> INSTRUCTION
Where a line of the material contains the string "farm", copy that line.

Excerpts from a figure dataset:
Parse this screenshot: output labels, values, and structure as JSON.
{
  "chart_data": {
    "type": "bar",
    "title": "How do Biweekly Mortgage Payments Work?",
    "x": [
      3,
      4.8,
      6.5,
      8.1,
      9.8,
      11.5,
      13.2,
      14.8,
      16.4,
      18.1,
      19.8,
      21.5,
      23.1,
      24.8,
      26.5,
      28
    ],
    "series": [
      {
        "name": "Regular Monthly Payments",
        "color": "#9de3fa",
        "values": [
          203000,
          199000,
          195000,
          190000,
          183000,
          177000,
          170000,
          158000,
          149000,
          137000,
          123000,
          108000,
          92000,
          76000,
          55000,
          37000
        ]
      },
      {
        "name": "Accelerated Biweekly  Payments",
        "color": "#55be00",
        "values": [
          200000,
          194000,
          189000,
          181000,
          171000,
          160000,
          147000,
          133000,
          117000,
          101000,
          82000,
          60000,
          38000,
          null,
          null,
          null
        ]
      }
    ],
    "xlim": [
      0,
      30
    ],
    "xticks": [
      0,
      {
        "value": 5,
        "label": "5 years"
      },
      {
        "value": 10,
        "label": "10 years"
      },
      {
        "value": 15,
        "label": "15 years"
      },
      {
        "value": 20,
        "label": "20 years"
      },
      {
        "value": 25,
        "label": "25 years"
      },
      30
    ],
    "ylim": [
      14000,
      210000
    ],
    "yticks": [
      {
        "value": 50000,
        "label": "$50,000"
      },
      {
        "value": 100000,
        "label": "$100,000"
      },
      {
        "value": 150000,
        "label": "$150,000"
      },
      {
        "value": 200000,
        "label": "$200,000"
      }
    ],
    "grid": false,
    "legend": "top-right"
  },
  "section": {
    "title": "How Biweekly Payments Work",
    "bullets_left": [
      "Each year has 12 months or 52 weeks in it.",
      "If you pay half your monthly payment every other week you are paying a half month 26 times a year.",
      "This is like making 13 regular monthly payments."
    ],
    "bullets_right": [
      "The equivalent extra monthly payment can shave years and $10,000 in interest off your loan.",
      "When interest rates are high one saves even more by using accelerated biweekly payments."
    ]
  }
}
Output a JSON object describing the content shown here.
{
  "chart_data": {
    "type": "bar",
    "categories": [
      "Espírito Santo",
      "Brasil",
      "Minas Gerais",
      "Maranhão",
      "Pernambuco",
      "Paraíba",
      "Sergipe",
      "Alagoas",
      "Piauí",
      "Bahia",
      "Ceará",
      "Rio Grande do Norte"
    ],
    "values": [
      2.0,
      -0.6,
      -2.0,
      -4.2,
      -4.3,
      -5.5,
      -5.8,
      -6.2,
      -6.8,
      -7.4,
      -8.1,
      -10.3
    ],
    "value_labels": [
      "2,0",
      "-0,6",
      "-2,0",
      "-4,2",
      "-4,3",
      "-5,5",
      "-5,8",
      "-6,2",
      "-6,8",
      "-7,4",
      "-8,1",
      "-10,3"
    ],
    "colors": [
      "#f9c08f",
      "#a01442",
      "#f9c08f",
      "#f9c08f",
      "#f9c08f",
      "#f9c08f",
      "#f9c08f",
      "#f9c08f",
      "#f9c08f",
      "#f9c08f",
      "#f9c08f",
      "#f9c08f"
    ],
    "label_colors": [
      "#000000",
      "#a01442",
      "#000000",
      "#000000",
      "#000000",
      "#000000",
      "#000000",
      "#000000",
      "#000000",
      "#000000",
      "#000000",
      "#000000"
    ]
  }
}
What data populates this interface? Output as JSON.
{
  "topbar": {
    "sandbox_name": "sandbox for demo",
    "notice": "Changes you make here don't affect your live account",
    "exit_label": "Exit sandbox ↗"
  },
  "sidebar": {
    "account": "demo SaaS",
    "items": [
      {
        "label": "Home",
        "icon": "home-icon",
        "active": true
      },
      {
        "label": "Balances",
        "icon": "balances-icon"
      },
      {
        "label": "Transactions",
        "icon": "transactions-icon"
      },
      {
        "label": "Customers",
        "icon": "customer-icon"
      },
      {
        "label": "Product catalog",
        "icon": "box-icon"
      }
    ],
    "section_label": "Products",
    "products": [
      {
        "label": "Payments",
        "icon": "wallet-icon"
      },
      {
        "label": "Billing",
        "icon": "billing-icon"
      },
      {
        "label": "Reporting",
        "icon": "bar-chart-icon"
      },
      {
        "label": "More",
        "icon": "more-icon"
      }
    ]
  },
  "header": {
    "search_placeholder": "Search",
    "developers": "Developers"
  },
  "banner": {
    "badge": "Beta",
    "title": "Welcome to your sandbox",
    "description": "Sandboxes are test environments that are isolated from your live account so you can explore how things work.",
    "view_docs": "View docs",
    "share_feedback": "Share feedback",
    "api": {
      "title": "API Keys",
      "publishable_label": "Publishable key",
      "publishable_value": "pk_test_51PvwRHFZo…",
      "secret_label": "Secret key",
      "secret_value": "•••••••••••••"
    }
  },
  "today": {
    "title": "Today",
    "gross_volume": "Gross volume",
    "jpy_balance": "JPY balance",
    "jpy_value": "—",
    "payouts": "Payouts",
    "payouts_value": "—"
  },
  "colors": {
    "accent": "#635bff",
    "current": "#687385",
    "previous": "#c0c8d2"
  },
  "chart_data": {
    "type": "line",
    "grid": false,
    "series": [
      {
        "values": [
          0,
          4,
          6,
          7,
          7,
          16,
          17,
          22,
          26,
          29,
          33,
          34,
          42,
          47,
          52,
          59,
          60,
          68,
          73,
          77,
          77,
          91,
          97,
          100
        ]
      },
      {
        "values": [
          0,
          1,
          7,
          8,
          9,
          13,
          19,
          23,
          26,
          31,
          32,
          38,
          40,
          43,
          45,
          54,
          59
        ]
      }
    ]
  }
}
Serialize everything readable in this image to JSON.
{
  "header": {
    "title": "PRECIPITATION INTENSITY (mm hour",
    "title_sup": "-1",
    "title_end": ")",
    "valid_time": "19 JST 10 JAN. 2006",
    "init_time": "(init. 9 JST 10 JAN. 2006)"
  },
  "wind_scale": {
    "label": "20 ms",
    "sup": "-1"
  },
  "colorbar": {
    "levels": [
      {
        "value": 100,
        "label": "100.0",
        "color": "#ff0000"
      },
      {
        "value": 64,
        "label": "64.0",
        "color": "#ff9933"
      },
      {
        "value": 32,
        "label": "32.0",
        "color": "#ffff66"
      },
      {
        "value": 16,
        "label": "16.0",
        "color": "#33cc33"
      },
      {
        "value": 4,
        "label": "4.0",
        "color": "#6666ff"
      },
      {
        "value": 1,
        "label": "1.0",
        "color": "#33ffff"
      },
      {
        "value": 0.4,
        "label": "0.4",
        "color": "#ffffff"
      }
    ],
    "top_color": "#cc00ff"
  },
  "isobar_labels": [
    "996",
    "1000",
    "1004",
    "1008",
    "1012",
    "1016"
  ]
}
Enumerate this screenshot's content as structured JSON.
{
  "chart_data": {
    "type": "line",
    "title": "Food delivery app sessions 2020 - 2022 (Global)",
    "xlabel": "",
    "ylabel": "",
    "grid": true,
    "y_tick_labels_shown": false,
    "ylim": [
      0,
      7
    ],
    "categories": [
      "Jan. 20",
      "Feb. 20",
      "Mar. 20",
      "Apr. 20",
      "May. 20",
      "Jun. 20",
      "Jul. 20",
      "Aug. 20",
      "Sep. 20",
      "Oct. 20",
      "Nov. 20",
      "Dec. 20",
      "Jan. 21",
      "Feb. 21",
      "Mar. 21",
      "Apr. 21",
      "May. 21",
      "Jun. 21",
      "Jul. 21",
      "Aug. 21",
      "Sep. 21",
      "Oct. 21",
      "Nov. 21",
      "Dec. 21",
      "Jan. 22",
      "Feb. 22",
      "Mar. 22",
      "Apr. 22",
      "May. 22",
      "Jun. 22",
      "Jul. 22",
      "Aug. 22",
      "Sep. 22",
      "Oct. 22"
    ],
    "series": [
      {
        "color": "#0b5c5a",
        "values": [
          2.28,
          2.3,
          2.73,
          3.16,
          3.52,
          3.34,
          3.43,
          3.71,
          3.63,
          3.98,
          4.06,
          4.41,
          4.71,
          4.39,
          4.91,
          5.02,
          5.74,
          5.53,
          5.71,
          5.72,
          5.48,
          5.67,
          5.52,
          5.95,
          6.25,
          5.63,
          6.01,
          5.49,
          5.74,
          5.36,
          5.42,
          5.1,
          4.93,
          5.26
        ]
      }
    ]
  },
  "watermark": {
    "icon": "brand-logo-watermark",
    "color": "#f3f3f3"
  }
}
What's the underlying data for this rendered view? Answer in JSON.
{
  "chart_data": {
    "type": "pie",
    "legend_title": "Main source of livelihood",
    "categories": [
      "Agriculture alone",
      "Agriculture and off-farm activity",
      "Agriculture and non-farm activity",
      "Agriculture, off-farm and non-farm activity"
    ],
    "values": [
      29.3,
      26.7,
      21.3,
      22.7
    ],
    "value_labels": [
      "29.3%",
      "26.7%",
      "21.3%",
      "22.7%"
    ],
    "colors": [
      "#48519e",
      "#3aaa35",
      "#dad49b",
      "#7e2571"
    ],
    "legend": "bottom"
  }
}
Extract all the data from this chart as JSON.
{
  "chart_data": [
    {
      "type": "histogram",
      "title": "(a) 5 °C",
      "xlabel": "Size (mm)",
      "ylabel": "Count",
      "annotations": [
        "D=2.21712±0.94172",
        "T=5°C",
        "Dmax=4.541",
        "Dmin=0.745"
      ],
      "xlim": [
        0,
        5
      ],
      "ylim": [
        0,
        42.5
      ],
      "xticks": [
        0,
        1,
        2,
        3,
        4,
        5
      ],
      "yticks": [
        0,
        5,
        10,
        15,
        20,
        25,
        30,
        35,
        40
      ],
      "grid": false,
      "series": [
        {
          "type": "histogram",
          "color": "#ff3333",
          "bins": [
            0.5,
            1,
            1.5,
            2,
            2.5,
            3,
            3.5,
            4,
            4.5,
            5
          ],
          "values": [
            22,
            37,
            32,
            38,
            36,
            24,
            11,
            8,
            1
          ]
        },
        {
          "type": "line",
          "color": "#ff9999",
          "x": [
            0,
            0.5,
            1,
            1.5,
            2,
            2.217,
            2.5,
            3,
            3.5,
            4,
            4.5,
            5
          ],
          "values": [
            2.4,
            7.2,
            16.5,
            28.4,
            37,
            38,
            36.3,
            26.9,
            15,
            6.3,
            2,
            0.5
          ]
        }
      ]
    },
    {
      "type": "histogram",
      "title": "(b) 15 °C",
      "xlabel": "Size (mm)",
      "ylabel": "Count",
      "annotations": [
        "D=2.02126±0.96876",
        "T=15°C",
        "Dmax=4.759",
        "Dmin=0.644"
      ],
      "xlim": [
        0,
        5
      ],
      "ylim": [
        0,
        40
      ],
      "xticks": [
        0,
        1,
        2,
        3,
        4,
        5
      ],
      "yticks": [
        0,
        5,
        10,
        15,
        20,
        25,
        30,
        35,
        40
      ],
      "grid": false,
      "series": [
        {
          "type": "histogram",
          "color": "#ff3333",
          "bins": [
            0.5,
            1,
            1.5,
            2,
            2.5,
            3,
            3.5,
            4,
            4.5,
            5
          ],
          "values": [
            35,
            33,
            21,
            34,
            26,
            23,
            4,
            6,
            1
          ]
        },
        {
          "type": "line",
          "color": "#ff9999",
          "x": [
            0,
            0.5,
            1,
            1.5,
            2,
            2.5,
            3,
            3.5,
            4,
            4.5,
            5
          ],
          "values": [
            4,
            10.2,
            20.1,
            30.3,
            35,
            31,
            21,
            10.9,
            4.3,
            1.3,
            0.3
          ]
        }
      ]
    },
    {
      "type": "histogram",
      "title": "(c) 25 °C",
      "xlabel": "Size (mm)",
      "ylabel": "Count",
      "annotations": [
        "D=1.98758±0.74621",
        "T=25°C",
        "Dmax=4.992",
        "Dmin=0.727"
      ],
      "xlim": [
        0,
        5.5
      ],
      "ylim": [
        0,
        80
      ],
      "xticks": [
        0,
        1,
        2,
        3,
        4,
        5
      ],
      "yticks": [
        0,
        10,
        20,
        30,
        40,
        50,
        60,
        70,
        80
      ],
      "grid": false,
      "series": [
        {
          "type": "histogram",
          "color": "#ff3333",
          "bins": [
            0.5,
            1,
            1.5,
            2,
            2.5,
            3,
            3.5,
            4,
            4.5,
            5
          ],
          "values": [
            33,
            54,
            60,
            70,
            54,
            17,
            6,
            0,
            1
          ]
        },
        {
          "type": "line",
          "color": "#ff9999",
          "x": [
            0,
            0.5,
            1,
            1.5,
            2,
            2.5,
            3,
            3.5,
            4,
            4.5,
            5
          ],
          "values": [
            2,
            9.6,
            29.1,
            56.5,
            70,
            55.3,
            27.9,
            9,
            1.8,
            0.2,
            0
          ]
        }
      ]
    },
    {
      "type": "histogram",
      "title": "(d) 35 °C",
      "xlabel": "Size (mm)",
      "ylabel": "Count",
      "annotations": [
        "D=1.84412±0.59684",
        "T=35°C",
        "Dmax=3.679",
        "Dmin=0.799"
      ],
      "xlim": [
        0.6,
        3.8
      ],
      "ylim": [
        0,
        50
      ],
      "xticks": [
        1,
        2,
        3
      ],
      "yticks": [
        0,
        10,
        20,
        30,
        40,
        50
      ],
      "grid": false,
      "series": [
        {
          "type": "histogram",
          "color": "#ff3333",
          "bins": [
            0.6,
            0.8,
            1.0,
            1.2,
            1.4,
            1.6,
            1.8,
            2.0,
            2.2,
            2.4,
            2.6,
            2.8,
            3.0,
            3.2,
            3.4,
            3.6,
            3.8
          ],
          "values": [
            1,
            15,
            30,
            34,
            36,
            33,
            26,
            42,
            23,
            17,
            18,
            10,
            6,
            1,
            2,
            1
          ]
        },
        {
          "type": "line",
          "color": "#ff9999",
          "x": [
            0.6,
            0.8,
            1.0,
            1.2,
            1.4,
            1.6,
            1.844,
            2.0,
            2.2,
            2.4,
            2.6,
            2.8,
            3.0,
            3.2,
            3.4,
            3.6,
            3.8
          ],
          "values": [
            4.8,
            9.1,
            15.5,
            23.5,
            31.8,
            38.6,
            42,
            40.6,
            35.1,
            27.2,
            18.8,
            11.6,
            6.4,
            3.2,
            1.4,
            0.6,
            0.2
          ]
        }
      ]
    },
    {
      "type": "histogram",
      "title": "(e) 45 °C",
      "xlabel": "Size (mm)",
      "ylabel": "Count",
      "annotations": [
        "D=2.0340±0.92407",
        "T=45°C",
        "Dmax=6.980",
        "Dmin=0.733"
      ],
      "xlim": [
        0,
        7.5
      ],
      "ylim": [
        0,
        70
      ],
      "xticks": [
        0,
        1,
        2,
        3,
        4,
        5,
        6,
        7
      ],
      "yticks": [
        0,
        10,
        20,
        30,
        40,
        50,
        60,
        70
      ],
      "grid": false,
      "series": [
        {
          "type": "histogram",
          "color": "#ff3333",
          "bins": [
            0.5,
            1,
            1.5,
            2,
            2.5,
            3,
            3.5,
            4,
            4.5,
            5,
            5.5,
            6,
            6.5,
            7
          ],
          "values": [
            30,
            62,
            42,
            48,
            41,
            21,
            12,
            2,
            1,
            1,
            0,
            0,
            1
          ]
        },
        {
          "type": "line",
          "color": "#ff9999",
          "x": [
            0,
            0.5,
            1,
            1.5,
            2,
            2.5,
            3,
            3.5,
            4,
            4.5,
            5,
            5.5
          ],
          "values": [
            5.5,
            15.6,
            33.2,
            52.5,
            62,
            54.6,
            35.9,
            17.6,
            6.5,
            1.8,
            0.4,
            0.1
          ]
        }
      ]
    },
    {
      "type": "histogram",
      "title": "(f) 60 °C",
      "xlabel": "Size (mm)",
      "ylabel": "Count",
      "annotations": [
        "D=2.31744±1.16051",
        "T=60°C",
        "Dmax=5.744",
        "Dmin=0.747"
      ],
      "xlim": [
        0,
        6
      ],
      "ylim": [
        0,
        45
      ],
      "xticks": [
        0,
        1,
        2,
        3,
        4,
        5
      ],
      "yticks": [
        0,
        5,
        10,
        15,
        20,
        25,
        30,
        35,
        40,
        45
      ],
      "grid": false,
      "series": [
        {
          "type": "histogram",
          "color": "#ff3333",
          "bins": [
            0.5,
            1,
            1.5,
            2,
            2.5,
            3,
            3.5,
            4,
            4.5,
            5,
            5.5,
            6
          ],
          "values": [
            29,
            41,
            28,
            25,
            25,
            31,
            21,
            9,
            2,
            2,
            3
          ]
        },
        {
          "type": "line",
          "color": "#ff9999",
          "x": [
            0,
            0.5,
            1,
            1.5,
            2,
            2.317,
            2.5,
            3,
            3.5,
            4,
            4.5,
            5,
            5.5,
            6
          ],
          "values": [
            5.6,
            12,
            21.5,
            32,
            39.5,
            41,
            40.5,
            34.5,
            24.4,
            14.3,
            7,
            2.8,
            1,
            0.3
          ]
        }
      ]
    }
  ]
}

> SOLUTION BELOW
      "Agriculture and off-farm activity",
      "Agriculture and non-farm activity",
      "Agriculture, off-farm and non-farm activity"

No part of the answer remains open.